:: DATA PROVIDED ::
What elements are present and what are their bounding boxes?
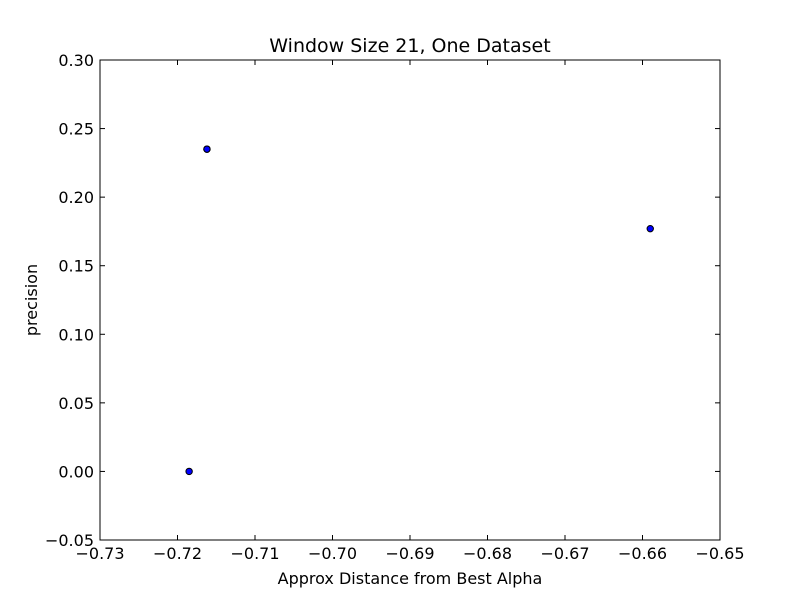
- x-tick-label: −0.71: [230, 544, 279, 563]
- x-tick-label: −0.72: [153, 544, 202, 563]
- plot-area: −0.73 −0.72 −0.71 −0.70 −0.69 −0.68 −0.67 −0.66…: [45, 51, 745, 563]
- y-tick-label: 0.30: [58, 51, 94, 70]
- chart-title: Window Size 21, One Dataset: [269, 35, 550, 57]
- x-tick-label: −0.73: [75, 544, 124, 563]
- data-point: [185, 467, 193, 476]
- y-tick-label: 0.05: [58, 394, 94, 413]
- x-tick-label: −0.66: [618, 544, 667, 563]
- x-axis-label: Approx Distance from Best Alpha: [278, 569, 543, 588]
- data-point: [203, 145, 211, 153]
- y-axis-label: precision: [22, 264, 41, 336]
- y-tick-label: 0.10: [58, 325, 94, 344]
- x-tick-label: −0.68: [463, 544, 512, 563]
- y-tick-label: 0.00: [58, 462, 94, 481]
- y-tick-label: 0.15: [58, 257, 94, 276]
- x-tick-label: −0.65: [695, 544, 744, 563]
- data-point: [646, 224, 654, 233]
- y-tick-label: 0.25: [58, 120, 94, 139]
- x-tick-label: −0.69: [385, 544, 434, 563]
- y-tick-label: 0.20: [58, 188, 94, 207]
- y-tick-label: −0.05: [45, 531, 94, 550]
- x-tick-label: −0.67: [540, 544, 589, 563]
- plot-frame: [99, 59, 721, 541]
- x-tick-label: −0.70: [308, 544, 357, 563]
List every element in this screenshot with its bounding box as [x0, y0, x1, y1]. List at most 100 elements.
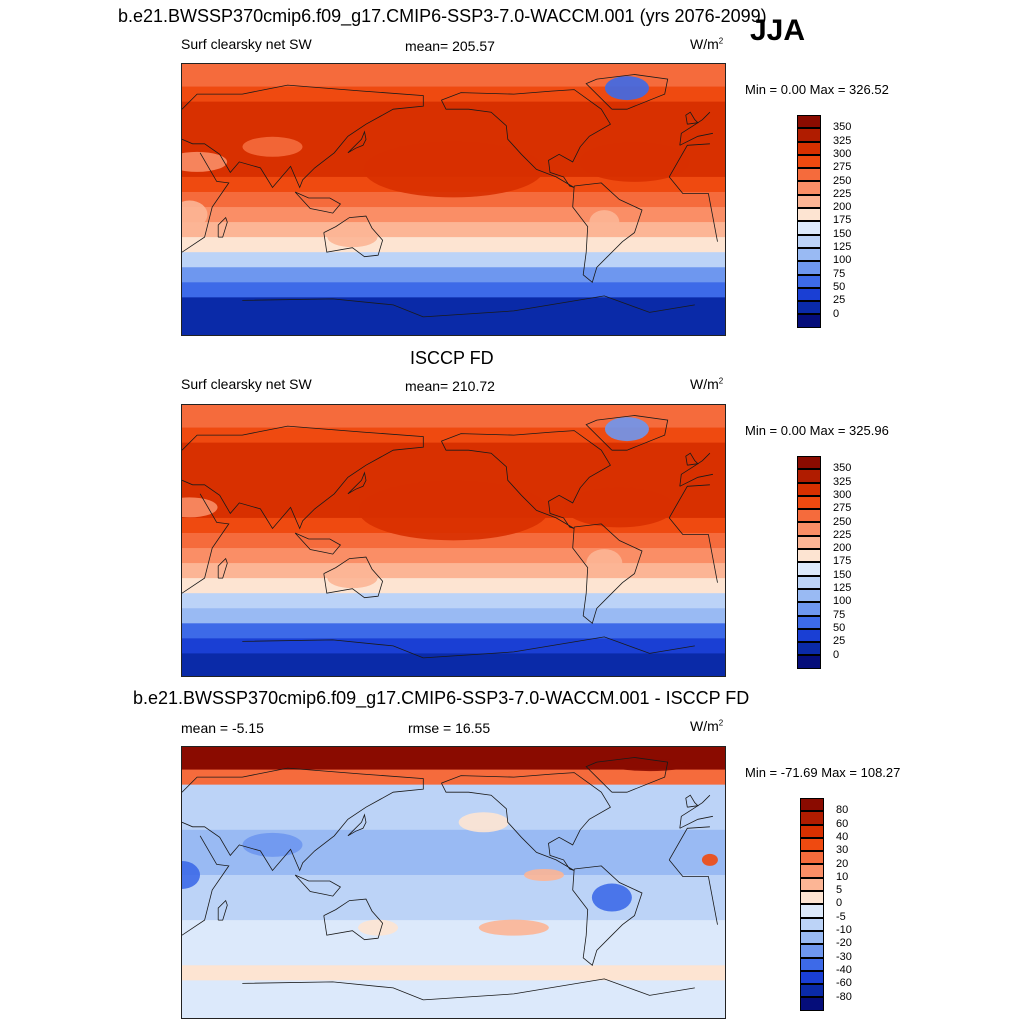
panel1-coastline-africa [182, 143, 718, 253]
panel3-units-label: W/m2 [690, 718, 724, 734]
panel3-map-svg [182, 747, 725, 1018]
panel1-coastline-europe-asia [182, 84, 713, 189]
panel2-colorbar-swatch [797, 522, 821, 536]
panel2-field-feature [586, 549, 623, 578]
panel3-coastline-antarctica [242, 978, 695, 1001]
panel3-colorbar-label: 20 [836, 857, 849, 870]
panel3-coastline-japan [347, 813, 367, 837]
panel1-zonal-band [182, 86, 725, 103]
panel1-zonal-band [182, 252, 725, 268]
panel3-colorbar-swatch [800, 930, 824, 945]
panel1-zonal-band [182, 131, 725, 148]
panel2-coastline-antarctica [242, 636, 695, 659]
panel2-zonal-band [182, 638, 725, 655]
panel1-zonal-band [182, 297, 725, 314]
panel3-colorbar-label: -40 [836, 963, 852, 976]
panel3-zonal-band [182, 920, 725, 936]
panel2-zonal-band [182, 608, 725, 624]
panel2-colorbar-swatch [797, 549, 821, 563]
panel2-coastline-indonesia [294, 532, 342, 555]
panel1-colorbar-label: 275 [833, 161, 852, 174]
panel3-colorbar-swatch [800, 984, 824, 998]
season-label: JJA [750, 14, 806, 47]
panel2-colorbar-swatch [797, 469, 821, 483]
panel3-colorbar-label: 5 [836, 884, 843, 897]
panel2-map-svg [182, 405, 725, 676]
panel3-coastline-australia [323, 898, 384, 941]
panel2-coastline-africa [182, 484, 718, 594]
panel3-colorbar-swatch [800, 851, 824, 865]
panel1-zonal-band [182, 116, 725, 133]
panel1-colorbar-swatch [797, 208, 821, 222]
panel3-coastline-south-america [572, 865, 643, 966]
panel1-field-feature [327, 227, 378, 248]
panel2-colorbar-label: 350 [833, 462, 852, 475]
panel1-colorbar-label: 175 [833, 214, 852, 227]
panel3-coastline-greenland [585, 757, 669, 793]
panel3-zonal-band [182, 814, 725, 831]
panel2-colorbar-label: 225 [833, 528, 852, 541]
panel1-colorbar-label: 100 [833, 254, 852, 267]
panel2-coastline-greenland [585, 415, 669, 451]
panel1-zonal-band [182, 237, 725, 253]
panel3-coastline-north-america [441, 772, 611, 871]
panel3-colorbar-swatch [800, 811, 824, 825]
panel2-map [181, 404, 726, 677]
panel3-colorbar-swatch [800, 997, 824, 1011]
panel1-colorbar-label: 200 [833, 201, 852, 214]
panel2-coastline-uk [685, 452, 699, 466]
panel2-colorbar-label: 300 [833, 488, 852, 501]
panel3-zonal-band [182, 980, 725, 997]
panel2-field-feature [182, 497, 218, 518]
panel2-colorbar-label: 0 [833, 648, 840, 661]
panel2-colorbar-label: 100 [833, 595, 852, 608]
panel2-field-feature [604, 417, 649, 442]
panel2-colorbar-label: 275 [833, 502, 852, 515]
panel3-colorbar-swatch [800, 837, 824, 852]
panel3-rmse-label: rmse = 16.55 [408, 720, 491, 736]
panel3-colorbar-swatch [800, 917, 824, 931]
panel2-colorbar-label: 25 [833, 635, 846, 648]
panel1-zonal-band [182, 191, 725, 208]
panel2-colorbar-swatch [797, 588, 821, 603]
panel3-field-feature [358, 919, 399, 936]
panel1-coastline-australia [323, 215, 384, 258]
panel2-minmax-label: Min = 0.00 Max = 325.96 [745, 423, 889, 438]
panel2-zonal-band [182, 563, 725, 579]
panel1-colorbar-swatch [797, 234, 821, 248]
panel1-colorbar: 350 325 300 275 250 225 200 175 150 125 100 75 50 25 0 [797, 115, 851, 328]
panel1-coastline-antarctica [242, 295, 695, 318]
panel3-zonal-band [182, 747, 725, 771]
panel3-coastline-madagascar [217, 899, 228, 921]
panel1-field-feature [242, 136, 303, 157]
panel1-coastline-north-america [441, 89, 611, 188]
panel2-coastline-madagascar [217, 557, 228, 579]
panel1-coastline-indonesia [294, 191, 342, 214]
panel1-colorbar-label: 250 [833, 174, 852, 187]
panel3-colorbar-swatch [800, 798, 824, 812]
panel2-colorbar-swatch [797, 575, 821, 589]
panel3-field-feature [609, 759, 690, 772]
panel1-minmax-label: Min = 0.00 Max = 326.52 [745, 82, 889, 97]
panel1-coastline-greenland [585, 74, 669, 110]
panel2-colorbar-swatch [797, 628, 821, 643]
panel1-colorbar-label: 350 [833, 121, 852, 134]
panel1-colorbar-swatch [797, 221, 821, 235]
panel2-colorbar-label: 175 [833, 555, 852, 568]
panel3-title: b.e21.BWSSP370cmip6.f09_g17.CMIP6-SSP3-7… [133, 688, 750, 708]
panel2-field-feature [358, 480, 549, 541]
panel3-field-feature [591, 883, 632, 912]
panel1-coastline-madagascar [217, 216, 228, 238]
panel3-colorbar-label: 60 [836, 817, 849, 830]
panel3-zonal-band [182, 769, 725, 786]
panel3-colorbar-label: -10 [836, 924, 852, 936]
panel1-zonal-band [182, 222, 725, 238]
panel1-title: b.e21.BWSSP370cmip6.f09_g17.CMIP6-SSP3-7… [118, 6, 767, 26]
panel3-field-feature [458, 812, 509, 833]
panel2-coastline-europe-asia [182, 425, 713, 530]
panel1-mean-label: mean= 205.57 [405, 38, 495, 54]
panel3-coastline-europe-asia [182, 767, 713, 872]
panel3-coastline-africa [182, 826, 718, 936]
panel1-coastline-japan [347, 130, 367, 154]
panel2-colorbar-label: 200 [833, 542, 852, 555]
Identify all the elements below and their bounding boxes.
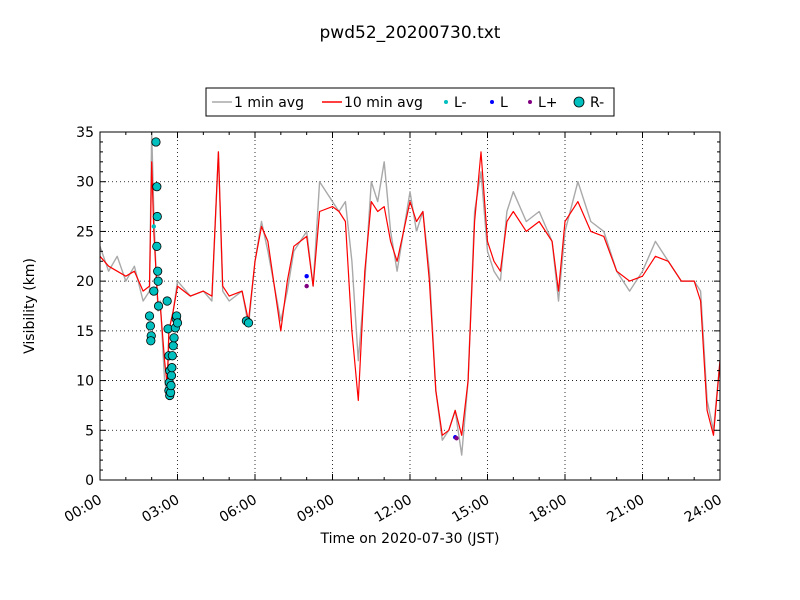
x-tick-label: 24:00 [682, 492, 725, 526]
y-tick-label: 35 [76, 125, 94, 141]
point-lminus [151, 224, 157, 229]
point-lplus [304, 283, 309, 289]
y-tick-label: 30 [76, 175, 94, 191]
point-rminus [144, 311, 155, 321]
points-layer [144, 137, 459, 441]
grid [100, 132, 720, 480]
y-tick-label: 15 [76, 324, 94, 340]
point-rminus [153, 266, 163, 276]
point-rminus [172, 318, 183, 328]
legend-swatch [490, 100, 494, 104]
legend-swatch [444, 100, 448, 104]
point-rminus [166, 370, 177, 381]
legend-swatch [528, 100, 532, 104]
legend-label: 10 min avg [344, 95, 423, 111]
legend-label: 1 min avg [234, 95, 304, 111]
x-tick-label: 18:00 [527, 492, 570, 526]
point-rminus [152, 241, 162, 251]
point-lplus [454, 436, 459, 441]
point-rminus [166, 380, 176, 391]
x-axis-label: Time on 2020-07-30 (JST) [320, 531, 500, 547]
point-rminus [146, 336, 156, 346]
x-tick-label: 09:00 [294, 492, 337, 526]
plot-area [100, 132, 720, 480]
point-rminus [167, 363, 177, 373]
point-rminus [243, 318, 254, 328]
point-rminus [145, 321, 155, 331]
chart-title: pwd52_20200730.txt [320, 23, 501, 43]
y-tick-label: 5 [85, 423, 94, 439]
point-l [304, 273, 309, 279]
point-rminus [167, 351, 177, 361]
x-tick-label: 15:00 [449, 492, 492, 526]
y-tick-label: 25 [76, 224, 94, 240]
legend-label: L [500, 95, 508, 111]
point-rminus [153, 301, 164, 311]
y-tick-label: 0 [85, 473, 94, 489]
y-tick-label: 10 [76, 374, 94, 390]
point-rminus [151, 137, 161, 147]
x-tick-label: 03:00 [139, 492, 182, 526]
y-axis-label: Visibility (km) [22, 258, 38, 354]
point-rminus [152, 211, 162, 222]
point-rminus [149, 286, 159, 296]
x-tick-label: 06:00 [217, 492, 260, 526]
legend-swatch [573, 96, 585, 108]
legend-label: R- [590, 95, 604, 111]
point-rminus [169, 333, 179, 343]
legend: 1 min avg 10 min avg L- L L+ R- [205, 87, 615, 117]
x-tick-label: 00:00 [62, 492, 105, 526]
point-rminus [168, 341, 178, 351]
y-tick-label: 20 [76, 274, 94, 290]
legend-label: L- [454, 95, 467, 111]
legend-box [205, 87, 615, 117]
point-rminus [152, 182, 162, 192]
legend-label: L+ [538, 95, 558, 111]
x-tick-label: 21:00 [604, 492, 647, 526]
point-rminus [162, 296, 172, 306]
point-rminus [153, 276, 163, 286]
x-tick-label: 12:00 [372, 492, 415, 526]
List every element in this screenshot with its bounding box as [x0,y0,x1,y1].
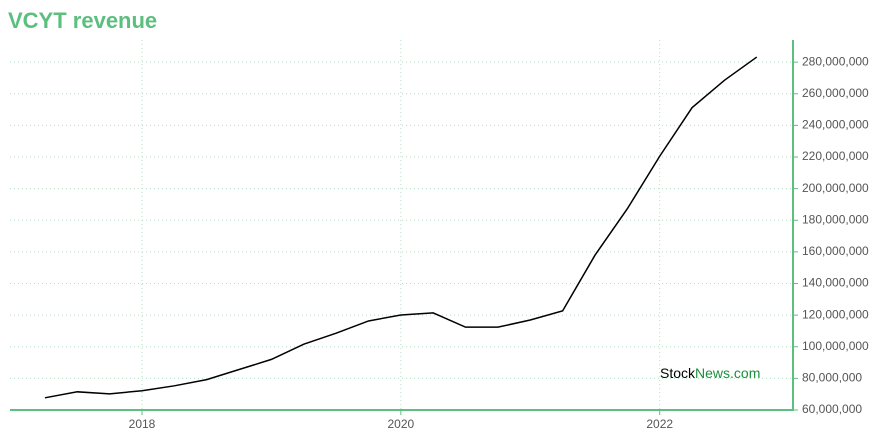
y-tick-label: 140,000,000 [802,276,869,290]
y-tick-label: 60,000,000 [802,402,862,416]
y-tick-label: 180,000,000 [802,212,869,226]
y-tick-label: 220,000,000 [802,149,869,163]
watermark-part: Stock [660,365,696,381]
x-tick-label: 2022 [646,417,673,431]
line [44,56,758,399]
y-tick-label: 200,000,000 [802,181,869,195]
chart-title: VCYT revenue [8,8,157,33]
y-tick-label: 260,000,000 [802,86,869,100]
y-tick-label: 120,000,000 [802,307,869,321]
y-tick-label: 240,000,000 [802,118,869,132]
x-tick-label: 2018 [129,417,156,431]
watermark-part: News.com [695,365,760,381]
x-tick-label: 2020 [388,417,415,431]
y-tick-label: 280,000,000 [802,54,869,68]
y-tick-label: 80,000,000 [802,371,862,385]
watermark: StockNews.com [660,365,760,381]
y-tick-label: 160,000,000 [802,244,869,258]
y-tick-label: 100,000,000 [802,339,869,353]
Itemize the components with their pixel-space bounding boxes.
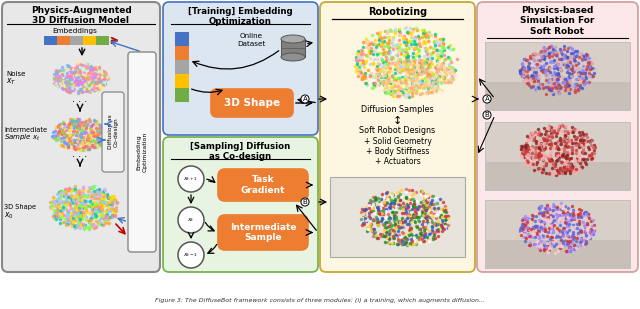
:::
● **REQUIRED TASK**
Pull out every line of the material above that contains the string "screenshot", and copy each of those lines in full.

● **RESPONSE**
List every element in this screenshot with its bounding box as [x0, y0, x1, y1]. List at most 100 elements.
List every element in this screenshot with its bounding box as [x0,y0,x1,y1].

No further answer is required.